Written task:
Your task is to count the lines of the entries below that include the word "name" and to give only the resulting number.

Stored data:
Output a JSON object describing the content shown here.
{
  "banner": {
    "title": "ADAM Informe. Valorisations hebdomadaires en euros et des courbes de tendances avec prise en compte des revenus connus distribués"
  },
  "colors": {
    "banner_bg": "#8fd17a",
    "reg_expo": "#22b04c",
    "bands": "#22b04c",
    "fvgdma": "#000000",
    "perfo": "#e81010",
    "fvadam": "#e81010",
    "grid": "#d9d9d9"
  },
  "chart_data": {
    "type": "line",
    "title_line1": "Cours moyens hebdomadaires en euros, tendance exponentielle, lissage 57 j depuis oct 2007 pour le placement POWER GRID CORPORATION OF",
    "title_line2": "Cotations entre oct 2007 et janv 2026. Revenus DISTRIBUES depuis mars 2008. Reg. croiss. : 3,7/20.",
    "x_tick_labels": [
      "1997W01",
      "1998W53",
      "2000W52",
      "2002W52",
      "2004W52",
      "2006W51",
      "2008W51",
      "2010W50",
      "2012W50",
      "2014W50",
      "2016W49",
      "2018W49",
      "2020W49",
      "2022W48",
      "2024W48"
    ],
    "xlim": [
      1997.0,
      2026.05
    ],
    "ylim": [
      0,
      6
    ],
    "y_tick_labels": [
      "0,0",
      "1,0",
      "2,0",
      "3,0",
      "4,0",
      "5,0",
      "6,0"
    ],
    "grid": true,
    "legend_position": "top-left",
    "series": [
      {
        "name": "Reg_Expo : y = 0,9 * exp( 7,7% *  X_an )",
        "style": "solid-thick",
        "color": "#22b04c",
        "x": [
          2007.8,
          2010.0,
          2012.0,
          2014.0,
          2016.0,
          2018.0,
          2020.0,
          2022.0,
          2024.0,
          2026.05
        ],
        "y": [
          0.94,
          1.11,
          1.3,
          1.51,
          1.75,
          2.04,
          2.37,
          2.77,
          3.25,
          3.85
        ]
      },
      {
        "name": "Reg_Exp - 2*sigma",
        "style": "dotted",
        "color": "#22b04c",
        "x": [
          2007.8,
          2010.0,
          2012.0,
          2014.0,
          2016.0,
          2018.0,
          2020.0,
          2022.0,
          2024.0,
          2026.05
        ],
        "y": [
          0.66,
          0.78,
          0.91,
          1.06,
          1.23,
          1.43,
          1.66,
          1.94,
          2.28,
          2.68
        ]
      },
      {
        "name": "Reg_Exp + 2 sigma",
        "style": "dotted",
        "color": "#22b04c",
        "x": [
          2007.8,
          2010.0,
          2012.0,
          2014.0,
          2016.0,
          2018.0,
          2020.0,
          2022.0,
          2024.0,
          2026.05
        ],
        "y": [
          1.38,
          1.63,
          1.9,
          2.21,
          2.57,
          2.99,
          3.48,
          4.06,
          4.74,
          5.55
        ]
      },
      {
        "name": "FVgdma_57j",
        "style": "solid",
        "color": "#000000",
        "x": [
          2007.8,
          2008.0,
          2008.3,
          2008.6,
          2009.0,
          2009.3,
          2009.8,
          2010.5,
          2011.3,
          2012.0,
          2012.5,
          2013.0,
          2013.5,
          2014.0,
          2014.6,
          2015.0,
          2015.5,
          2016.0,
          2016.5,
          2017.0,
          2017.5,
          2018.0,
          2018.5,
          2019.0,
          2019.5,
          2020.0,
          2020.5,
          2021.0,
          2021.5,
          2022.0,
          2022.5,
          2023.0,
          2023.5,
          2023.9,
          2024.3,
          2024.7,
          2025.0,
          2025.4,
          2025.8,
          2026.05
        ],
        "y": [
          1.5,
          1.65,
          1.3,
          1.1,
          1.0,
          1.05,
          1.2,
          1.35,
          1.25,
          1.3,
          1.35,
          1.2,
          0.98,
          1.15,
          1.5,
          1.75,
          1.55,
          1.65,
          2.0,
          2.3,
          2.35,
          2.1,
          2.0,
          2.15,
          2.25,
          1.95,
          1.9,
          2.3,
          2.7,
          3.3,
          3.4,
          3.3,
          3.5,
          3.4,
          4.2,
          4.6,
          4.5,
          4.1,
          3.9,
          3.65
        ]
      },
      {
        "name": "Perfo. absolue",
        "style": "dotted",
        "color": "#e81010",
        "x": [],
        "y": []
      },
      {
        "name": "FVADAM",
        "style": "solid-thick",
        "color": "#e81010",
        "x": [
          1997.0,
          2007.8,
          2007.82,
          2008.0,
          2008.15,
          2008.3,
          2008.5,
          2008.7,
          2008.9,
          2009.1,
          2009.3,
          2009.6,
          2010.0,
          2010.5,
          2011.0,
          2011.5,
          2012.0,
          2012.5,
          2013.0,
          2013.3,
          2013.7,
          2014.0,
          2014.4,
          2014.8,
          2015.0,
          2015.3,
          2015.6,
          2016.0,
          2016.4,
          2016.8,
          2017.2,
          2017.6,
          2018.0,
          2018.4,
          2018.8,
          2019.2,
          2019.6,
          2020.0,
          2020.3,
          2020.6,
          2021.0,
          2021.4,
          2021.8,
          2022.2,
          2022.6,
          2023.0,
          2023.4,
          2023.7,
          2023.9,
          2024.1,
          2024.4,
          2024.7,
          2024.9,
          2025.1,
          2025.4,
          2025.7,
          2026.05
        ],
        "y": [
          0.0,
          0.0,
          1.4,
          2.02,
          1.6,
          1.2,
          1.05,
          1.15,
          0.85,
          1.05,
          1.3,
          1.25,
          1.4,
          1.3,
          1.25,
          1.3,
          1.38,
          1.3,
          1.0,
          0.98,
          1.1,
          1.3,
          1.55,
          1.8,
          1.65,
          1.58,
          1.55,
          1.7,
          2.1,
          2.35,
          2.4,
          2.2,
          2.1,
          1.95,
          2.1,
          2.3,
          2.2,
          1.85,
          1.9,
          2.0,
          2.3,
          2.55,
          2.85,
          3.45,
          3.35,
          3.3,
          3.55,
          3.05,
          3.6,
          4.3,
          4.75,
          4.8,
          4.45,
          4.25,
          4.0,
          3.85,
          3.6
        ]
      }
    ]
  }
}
---
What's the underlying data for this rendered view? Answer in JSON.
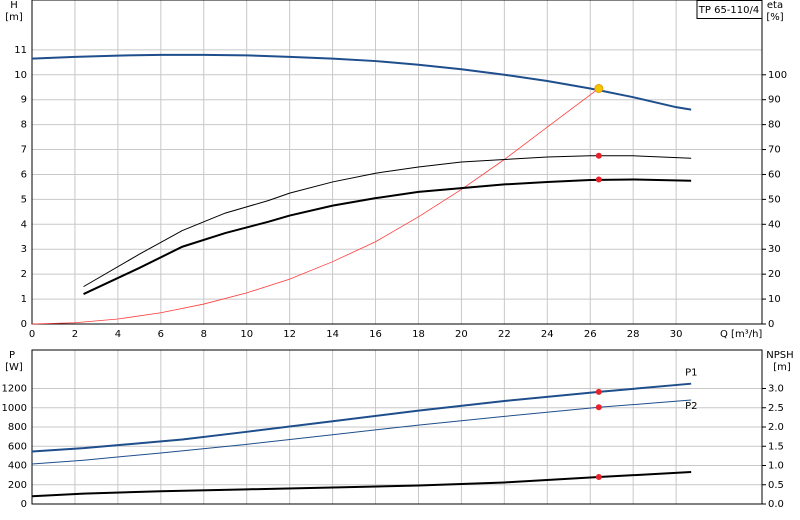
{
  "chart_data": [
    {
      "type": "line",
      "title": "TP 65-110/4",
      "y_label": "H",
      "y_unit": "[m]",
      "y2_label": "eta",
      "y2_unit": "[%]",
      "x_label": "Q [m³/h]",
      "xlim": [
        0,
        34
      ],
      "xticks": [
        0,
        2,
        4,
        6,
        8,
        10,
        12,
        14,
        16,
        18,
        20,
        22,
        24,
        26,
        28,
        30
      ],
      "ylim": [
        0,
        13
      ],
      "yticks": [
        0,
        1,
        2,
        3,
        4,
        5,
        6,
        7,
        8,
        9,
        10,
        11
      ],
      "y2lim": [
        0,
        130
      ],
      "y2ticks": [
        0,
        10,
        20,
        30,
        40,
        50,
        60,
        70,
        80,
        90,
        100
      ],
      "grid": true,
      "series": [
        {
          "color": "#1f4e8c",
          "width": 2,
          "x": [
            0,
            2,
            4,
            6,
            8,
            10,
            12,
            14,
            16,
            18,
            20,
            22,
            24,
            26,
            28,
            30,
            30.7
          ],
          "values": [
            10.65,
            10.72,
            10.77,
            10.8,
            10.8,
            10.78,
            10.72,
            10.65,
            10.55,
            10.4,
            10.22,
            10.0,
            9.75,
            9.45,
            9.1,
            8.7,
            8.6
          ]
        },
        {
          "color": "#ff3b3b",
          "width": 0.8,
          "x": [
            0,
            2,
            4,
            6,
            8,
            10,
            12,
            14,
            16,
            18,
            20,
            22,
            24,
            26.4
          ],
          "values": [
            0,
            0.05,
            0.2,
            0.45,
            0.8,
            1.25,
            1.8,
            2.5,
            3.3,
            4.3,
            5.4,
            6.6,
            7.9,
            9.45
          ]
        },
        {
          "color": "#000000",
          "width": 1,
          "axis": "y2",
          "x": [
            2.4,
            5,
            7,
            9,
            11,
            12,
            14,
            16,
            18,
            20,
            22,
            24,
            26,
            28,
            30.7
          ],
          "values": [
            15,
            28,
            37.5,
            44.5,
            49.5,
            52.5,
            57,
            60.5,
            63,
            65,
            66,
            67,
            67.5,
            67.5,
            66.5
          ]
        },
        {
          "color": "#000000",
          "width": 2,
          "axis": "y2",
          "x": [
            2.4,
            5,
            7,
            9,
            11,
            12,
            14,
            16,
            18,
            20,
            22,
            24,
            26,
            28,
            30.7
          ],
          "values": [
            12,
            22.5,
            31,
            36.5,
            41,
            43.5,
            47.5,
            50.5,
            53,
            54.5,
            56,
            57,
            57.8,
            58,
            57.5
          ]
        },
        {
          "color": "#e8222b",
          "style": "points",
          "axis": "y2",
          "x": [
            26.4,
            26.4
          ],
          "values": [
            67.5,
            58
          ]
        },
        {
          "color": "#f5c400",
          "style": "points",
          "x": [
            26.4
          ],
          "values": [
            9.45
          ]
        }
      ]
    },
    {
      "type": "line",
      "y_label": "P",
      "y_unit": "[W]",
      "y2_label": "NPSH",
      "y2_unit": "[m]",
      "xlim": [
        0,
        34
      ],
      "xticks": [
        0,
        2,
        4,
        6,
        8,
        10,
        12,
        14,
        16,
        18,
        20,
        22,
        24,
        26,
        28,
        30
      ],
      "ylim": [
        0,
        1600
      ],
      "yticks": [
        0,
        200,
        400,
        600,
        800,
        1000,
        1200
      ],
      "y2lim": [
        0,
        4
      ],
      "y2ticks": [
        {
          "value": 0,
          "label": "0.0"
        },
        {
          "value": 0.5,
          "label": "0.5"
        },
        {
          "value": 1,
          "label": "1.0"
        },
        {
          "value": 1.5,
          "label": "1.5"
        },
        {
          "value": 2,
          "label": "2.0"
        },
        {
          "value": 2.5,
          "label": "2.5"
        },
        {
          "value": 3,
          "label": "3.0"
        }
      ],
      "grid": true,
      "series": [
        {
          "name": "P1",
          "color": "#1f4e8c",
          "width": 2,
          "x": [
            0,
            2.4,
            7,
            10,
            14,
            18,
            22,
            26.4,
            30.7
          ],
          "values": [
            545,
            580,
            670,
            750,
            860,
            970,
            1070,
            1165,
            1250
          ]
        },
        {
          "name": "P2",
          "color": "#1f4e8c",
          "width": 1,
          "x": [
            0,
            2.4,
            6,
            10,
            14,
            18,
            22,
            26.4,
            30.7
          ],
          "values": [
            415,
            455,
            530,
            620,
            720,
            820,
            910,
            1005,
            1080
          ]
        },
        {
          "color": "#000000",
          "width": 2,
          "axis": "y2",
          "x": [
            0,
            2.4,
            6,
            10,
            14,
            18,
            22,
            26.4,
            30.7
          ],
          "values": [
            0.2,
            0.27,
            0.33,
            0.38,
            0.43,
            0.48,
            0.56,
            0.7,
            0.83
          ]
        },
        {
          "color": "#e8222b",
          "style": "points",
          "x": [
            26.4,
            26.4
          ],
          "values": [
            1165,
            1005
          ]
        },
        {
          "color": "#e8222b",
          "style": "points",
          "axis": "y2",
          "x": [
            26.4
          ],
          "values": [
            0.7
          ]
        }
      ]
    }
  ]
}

Worked answer:
8